* Task requirements: Go over the entries below line by line, copying each one that contains the word "をつうじて".

[BEGIN]

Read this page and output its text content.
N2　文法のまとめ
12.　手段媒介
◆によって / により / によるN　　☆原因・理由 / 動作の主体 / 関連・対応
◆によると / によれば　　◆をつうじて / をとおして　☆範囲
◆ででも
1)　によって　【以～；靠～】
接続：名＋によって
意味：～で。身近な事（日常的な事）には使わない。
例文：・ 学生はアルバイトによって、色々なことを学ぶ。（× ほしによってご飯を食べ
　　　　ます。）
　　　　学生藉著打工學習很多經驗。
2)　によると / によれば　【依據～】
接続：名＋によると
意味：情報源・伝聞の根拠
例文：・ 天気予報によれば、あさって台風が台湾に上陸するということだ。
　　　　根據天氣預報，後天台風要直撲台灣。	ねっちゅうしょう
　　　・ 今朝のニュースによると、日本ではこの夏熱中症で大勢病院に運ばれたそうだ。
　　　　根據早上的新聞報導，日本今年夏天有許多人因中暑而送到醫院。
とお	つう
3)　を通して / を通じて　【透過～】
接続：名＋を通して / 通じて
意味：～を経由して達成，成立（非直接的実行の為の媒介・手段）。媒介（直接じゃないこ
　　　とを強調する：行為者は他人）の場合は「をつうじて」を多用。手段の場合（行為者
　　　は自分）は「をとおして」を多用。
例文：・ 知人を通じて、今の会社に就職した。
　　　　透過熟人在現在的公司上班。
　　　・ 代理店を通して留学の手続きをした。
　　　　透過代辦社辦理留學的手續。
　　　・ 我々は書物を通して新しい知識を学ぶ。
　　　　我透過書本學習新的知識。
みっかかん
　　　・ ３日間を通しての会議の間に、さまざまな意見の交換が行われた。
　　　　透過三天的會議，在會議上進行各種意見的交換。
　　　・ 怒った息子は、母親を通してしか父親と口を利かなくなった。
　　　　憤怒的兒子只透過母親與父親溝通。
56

[END]

* Exercise answer:
◆によると / によれば　　◆をつうじて / をとおして　☆範囲
　　　とを強調する：行為者は他人）の場合は「をつうじて」を多用。手段の場合（行為者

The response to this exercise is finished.